# [PROBLEM REQUIREMENTS]
Return each line of the data below verbatim; pictures are to be left out.
-- START AVAILABLE RECORDS --
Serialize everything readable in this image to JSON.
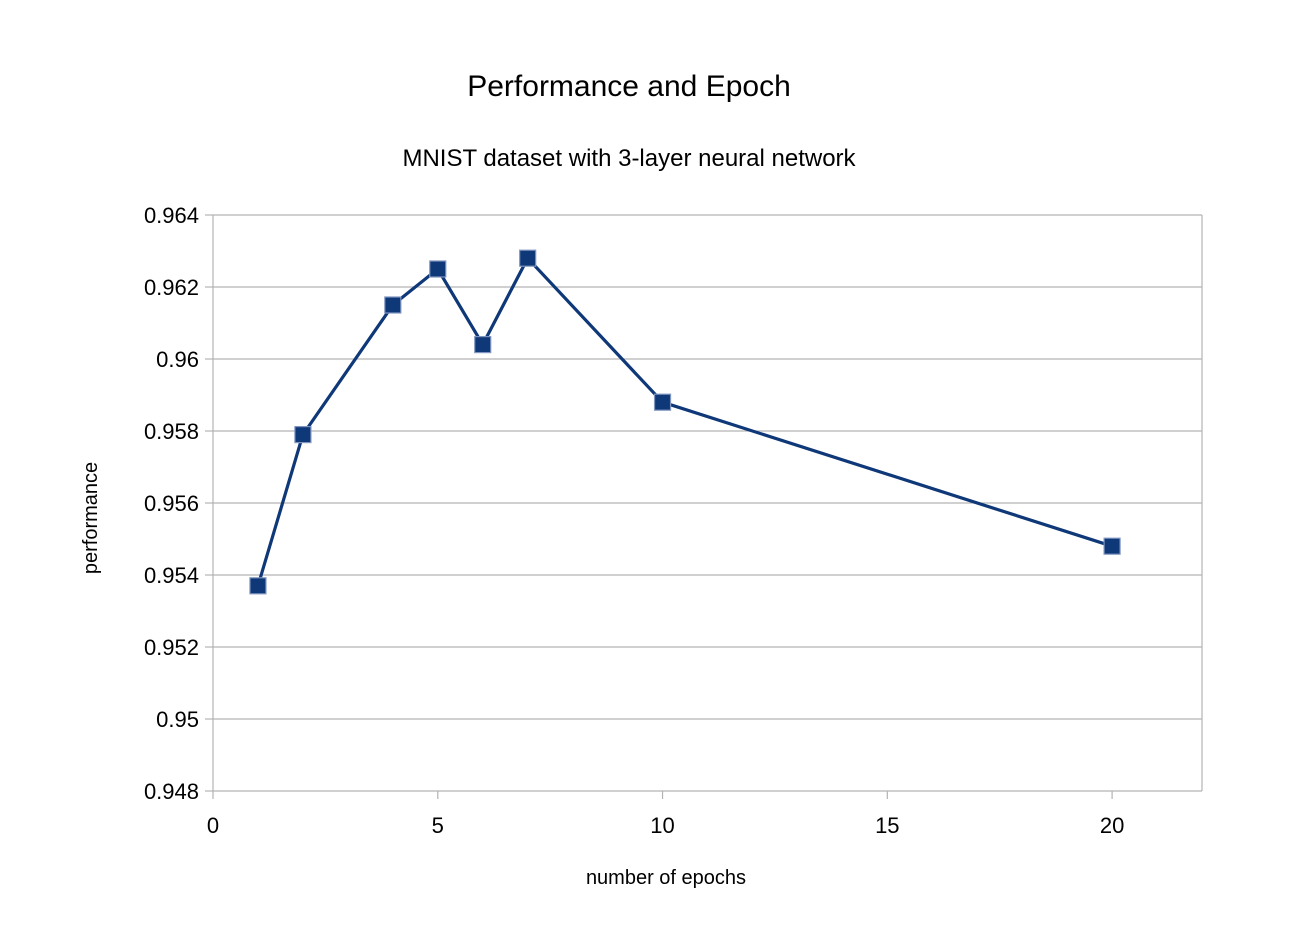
{
  "chart_data": {
    "type": "line",
    "title": "Performance and Epoch",
    "subtitle": "MNIST dataset with 3-layer neural network",
    "xlabel": "number of epochs",
    "ylabel": "performance",
    "xlim": [
      0,
      22
    ],
    "ylim": [
      0.948,
      0.964
    ],
    "x_ticks": [
      0,
      5,
      10,
      15,
      20
    ],
    "x_tick_labels": [
      "0",
      "5",
      "10",
      "15",
      "20"
    ],
    "y_ticks": [
      0.948,
      0.95,
      0.952,
      0.954,
      0.956,
      0.958,
      0.96,
      0.962,
      0.964
    ],
    "y_tick_labels": [
      "0.948",
      "0.95",
      "0.952",
      "0.954",
      "0.956",
      "0.958",
      "0.96",
      "0.962",
      "0.964"
    ],
    "grid": "horizontal",
    "legend": "none",
    "series": [
      {
        "color": "#0f3878",
        "marker": "square",
        "points": [
          {
            "x": 1,
            "y": 0.9537
          },
          {
            "x": 2,
            "y": 0.9579
          },
          {
            "x": 4,
            "y": 0.9615
          },
          {
            "x": 5,
            "y": 0.9625
          },
          {
            "x": 6,
            "y": 0.9604
          },
          {
            "x": 7,
            "y": 0.9628
          },
          {
            "x": 10,
            "y": 0.9588
          },
          {
            "x": 20,
            "y": 0.9548
          }
        ]
      }
    ],
    "colors": {
      "grid": "#b3b3b3",
      "axis": "#b3b3b3",
      "text": "#000000"
    }
  }
}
-- END AVAILABLE RECORDS --
# [RIGHT ANSWER]
Serialize everything readable in this image to JSON.
{
  "chart_data": {
    "type": "line",
    "title": "Performance and Epoch",
    "subtitle": "MNIST dataset with 3-layer neural network",
    "xlabel": "number of epochs",
    "ylabel": "performance",
    "xlim": [
      0,
      22
    ],
    "ylim": [
      0.948,
      0.964
    ],
    "x_ticks": [
      0,
      5,
      10,
      15,
      20
    ],
    "x_tick_labels": [
      "0",
      "5",
      "10",
      "15",
      "20"
    ],
    "y_ticks": [
      0.948,
      0.95,
      0.952,
      0.954,
      0.956,
      0.958,
      0.96,
      0.962,
      0.964
    ],
    "y_tick_labels": [
      "0.948",
      "0.95",
      "0.952",
      "0.954",
      "0.956",
      "0.958",
      "0.96",
      "0.962",
      "0.964"
    ],
    "grid": "horizontal",
    "legend": "none",
    "series": [
      {
        "color": "#0f3878",
        "marker": "square",
        "points": [
          {
            "x": 1,
            "y": 0.9537
          },
          {
            "x": 2,
            "y": 0.9579
          },
          {
            "x": 4,
            "y": 0.9615
          },
          {
            "x": 5,
            "y": 0.9625
          },
          {
            "x": 6,
            "y": 0.9604
          },
          {
            "x": 7,
            "y": 0.9628
          },
          {
            "x": 10,
            "y": 0.9588
          },
          {
            "x": 20,
            "y": 0.9548
          }
        ]
      }
    ],
    "colors": {
      "grid": "#b3b3b3",
      "axis": "#b3b3b3",
      "text": "#000000"
    }
  }
}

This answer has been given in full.